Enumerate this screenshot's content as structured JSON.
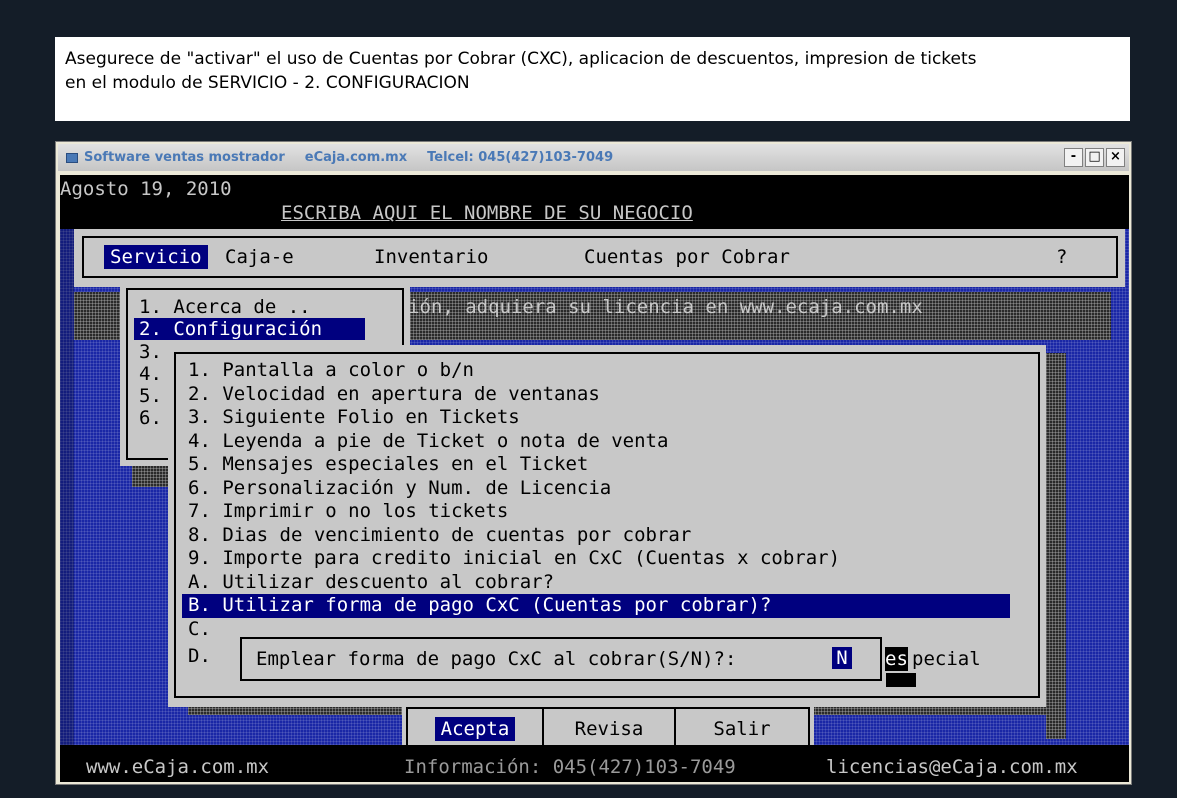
{
  "note": {
    "line1": "Asegurece de \"activar\" el uso de Cuentas por Cobrar (CXC), aplicacion de descuentos, impresion de tickets",
    "line2": "en el modulo de SERVICIO - 2. CONFIGURACION"
  },
  "window": {
    "title1": "Software ventas mostrador",
    "title2": "eCaja.com.mx",
    "title3": "Telcel: 045(427)103-7049",
    "min": "-",
    "max": "□",
    "close": "×"
  },
  "console": {
    "date": "Agosto 19, 2010",
    "business": "ESCRIBA AQUI EL NOMBRE DE SU NEGOCIO",
    "menubar": [
      "Servicio",
      "Caja-e",
      "Inventario",
      "Cuentas por Cobrar",
      "?"
    ],
    "license_msg": "ión, adquiera su licencia en www.ecaja.com.mx",
    "service_menu": [
      "1. Acerca de ..",
      "2. Configuración",
      "3.",
      "4.",
      "5.",
      "6."
    ],
    "config_items": [
      "1. Pantalla a color o b/n",
      "2. Velocidad en apertura de ventanas",
      "3. Siguiente Folio en Tickets",
      "4. Leyenda a pie de Ticket o nota de venta",
      "5. Mensajes especiales en el Ticket",
      "6. Personalización y Num. de Licencia",
      "7. Imprimir o no los tickets",
      "8. Dias de vencimiento de cuentas por cobrar",
      "9. Importe para credito inicial en CxC (Cuentas x cobrar)",
      "A. Utilizar descuento al cobrar?",
      "B. Utilizar forma de pago CxC (Cuentas por cobrar)?",
      "C.",
      "D."
    ],
    "prompt": "Emplear forma de pago CxC al cobrar(S/N)?:",
    "prompt_value": "N",
    "trailing_es": "es",
    "trailing_pecial": "pecial",
    "buttons": [
      "Acepta",
      "Revisa",
      "Salir"
    ],
    "footer_left": "www.eCaja.com.mx",
    "footer_mid": "Información: 045(427)103-7049",
    "footer_right": "licencias@eCaja.com.mx"
  }
}
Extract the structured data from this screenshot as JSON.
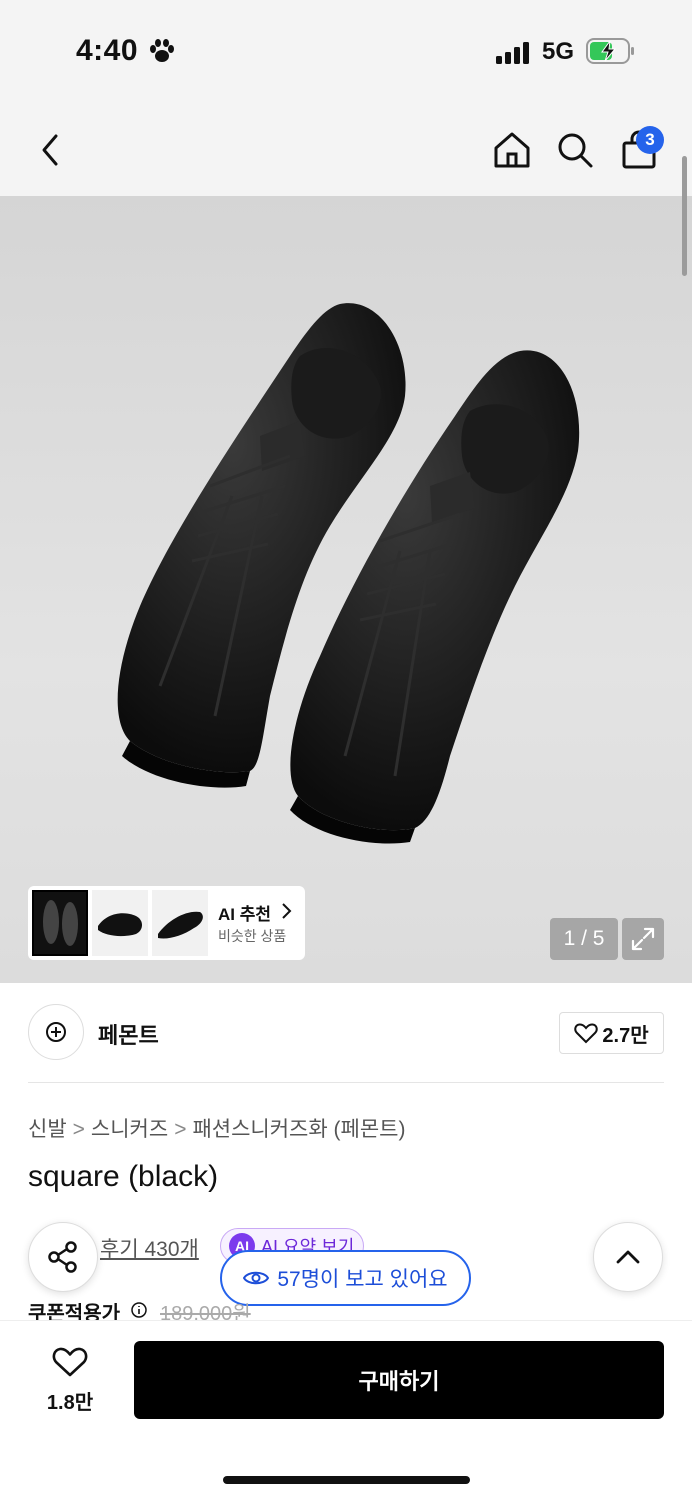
{
  "status": {
    "time": "4:40",
    "network": "5G"
  },
  "header": {
    "cart_count": "3"
  },
  "gallery": {
    "counter": "1 / 5",
    "ai_title": "AI 추천",
    "ai_subtitle": "비슷한 상품"
  },
  "brand": {
    "name": "페몬트",
    "likes": "2.7만"
  },
  "breadcrumb": [
    "신발",
    "스니커즈",
    "패션스니커즈화 (페몬트)"
  ],
  "product": {
    "name": "square (black)",
    "reviews": "후기 430개",
    "ai_summary": "AI 요약 보기",
    "ai_badge": "AI",
    "viewers": "57명이 보고 있어요",
    "price_label": "쿠폰적용가",
    "original_price": "189,000원"
  },
  "bottom": {
    "wish_count": "1.8만",
    "buy_label": "구매하기"
  },
  "colors": {
    "accent": "#2563eb",
    "ai_purple": "#7c3aed",
    "battery_green": "#34c759"
  },
  "icons": [
    "paw-icon",
    "back-icon",
    "home-icon",
    "search-icon",
    "bag-icon",
    "expand-icon",
    "heart-icon",
    "share-icon",
    "chevron-up-icon",
    "eye-icon",
    "info-icon"
  ]
}
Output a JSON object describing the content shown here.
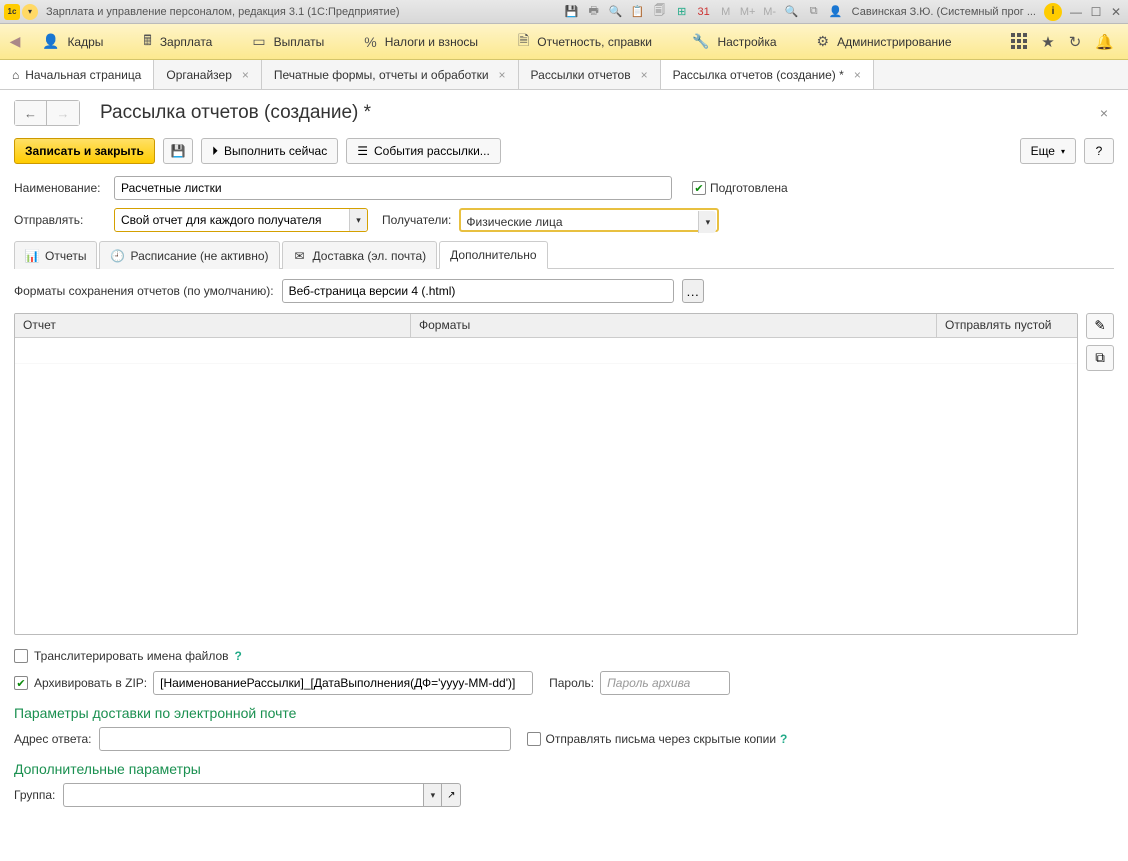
{
  "title_bar": {
    "app_title": "Зарплата и управление персоналом, редакция 3.1  (1С:Предприятие)",
    "user": "Савинская З.Ю. (Системный прог ..."
  },
  "menu": {
    "items": [
      "Кадры",
      "Зарплата",
      "Выплаты",
      "Налоги и взносы",
      "Отчетность, справки",
      "Настройка",
      "Администрирование"
    ]
  },
  "tabs": {
    "home": "Начальная страница",
    "items": [
      "Органайзер",
      "Печатные формы, отчеты и обработки",
      "Рассылки отчетов",
      "Рассылка отчетов (создание) *"
    ]
  },
  "header": {
    "page_title": "Рассылка отчетов (создание) *"
  },
  "toolbar": {
    "save_close": "Записать и закрыть",
    "run_now": "Выполнить сейчас",
    "events": "События рассылки...",
    "more": "Еще"
  },
  "form": {
    "name_label": "Наименование:",
    "name_value": "Расчетные листки",
    "prepared_label": "Подготовлена",
    "send_label": "Отправлять:",
    "send_value": "Свой отчет для каждого получателя",
    "recipients_label": "Получатели:",
    "recipients_value": "Физические лица"
  },
  "sub_tabs": {
    "reports": "Отчеты",
    "schedule": "Расписание (не активно)",
    "delivery": "Доставка (эл. почта)",
    "additional": "Дополнительно"
  },
  "additional": {
    "formats_label": "Форматы сохранения отчетов (по умолчанию):",
    "formats_value": "Веб-страница версии 4 (.html)",
    "table": {
      "col_report": "Отчет",
      "col_formats": "Форматы",
      "col_send_empty": "Отправлять пустой"
    },
    "translit": "Транслитерировать имена файлов",
    "archive_zip": "Архивировать в ZIP:",
    "archive_value": "[НаименованиеРассылки]_[ДатаВыполнения(ДФ='yyyy-MM-dd')]",
    "password_label": "Пароль:",
    "password_placeholder": "Пароль архива",
    "email_section": "Параметры доставки по электронной почте",
    "reply_label": "Адрес ответа:",
    "hidden_copies": "Отправлять письма через скрытые копии",
    "extra_section": "Дополнительные параметры",
    "group_label": "Группа:"
  }
}
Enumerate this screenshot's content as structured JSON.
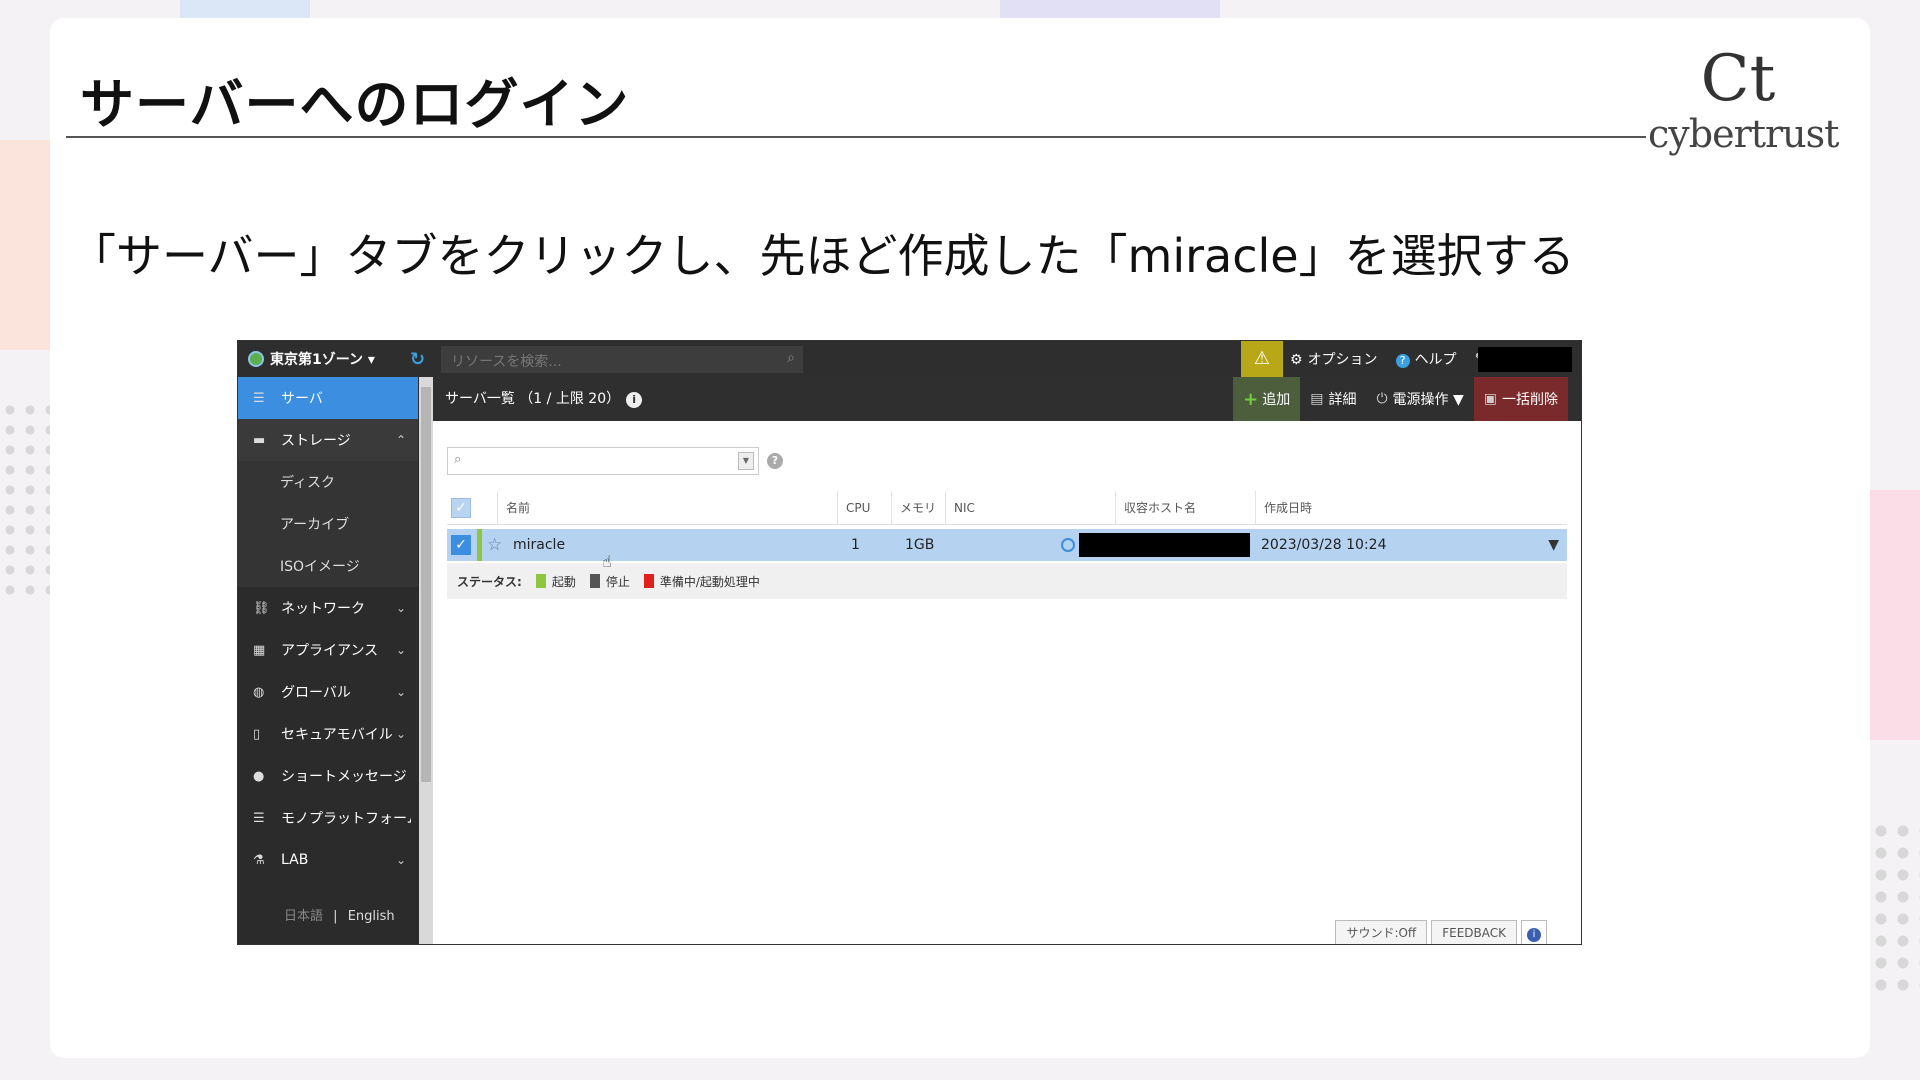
{
  "slide": {
    "title": "サーバーへのログイン",
    "instruction": "「サーバー」タブをクリックし、先ほど作成した「miracle」を選択する",
    "logo_text": "cybertrust",
    "logo_mark": "Ct"
  },
  "app": {
    "zone_label": "東京第1ゾーン ▾",
    "search_placeholder": "リソースを検索...",
    "top_menu": {
      "option": "オプション",
      "help": "ヘルプ"
    },
    "sidebar": {
      "items": [
        {
          "label": "サーバ"
        },
        {
          "label": "ストレージ"
        },
        {
          "label": "ネットワーク"
        },
        {
          "label": "アプライアンス"
        },
        {
          "label": "グローバル"
        },
        {
          "label": "セキュアモバイル"
        },
        {
          "label": "ショートメッセージ"
        },
        {
          "label": "モノプラットフォーム"
        },
        {
          "label": "LAB"
        }
      ],
      "storage_sub": [
        {
          "label": "ディスク"
        },
        {
          "label": "アーカイブ"
        },
        {
          "label": "ISOイメージ"
        }
      ],
      "lang_ja": "日本語",
      "lang_sep": "|",
      "lang_en": "English"
    },
    "panel": {
      "title": "サーバ一覧 （1 / 上限 20）",
      "actions": {
        "add": "追加",
        "detail": "詳細",
        "power": "電源操作 ▼",
        "bulk_delete": "一括削除"
      }
    },
    "table": {
      "headers": {
        "name": "名前",
        "cpu": "CPU",
        "memory": "メモリ",
        "nic": "NIC",
        "host": "収容ホスト名",
        "created": "作成日時"
      },
      "rows": [
        {
          "name": "miracle",
          "cpu": "1",
          "memory": "1GB",
          "created": "2023/03/28 10:24"
        }
      ]
    },
    "status_legend": {
      "label": "ステータス:",
      "running": "起動",
      "stopped": "停止",
      "preparing": "準備中/起動処理中"
    },
    "footer": {
      "sound": "サウンド:Off",
      "feedback": "FEEDBACK"
    }
  },
  "colors": {
    "accent_blue": "#3b8ee0",
    "status_running": "#8dc63f",
    "status_stopped": "#555555",
    "status_preparing": "#e0201a",
    "warn": "#b8a818"
  }
}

> _Task to carry out_:
Output nothing but the number of lines in the data containing the string "Отправлять".

> _Result of this task_:
3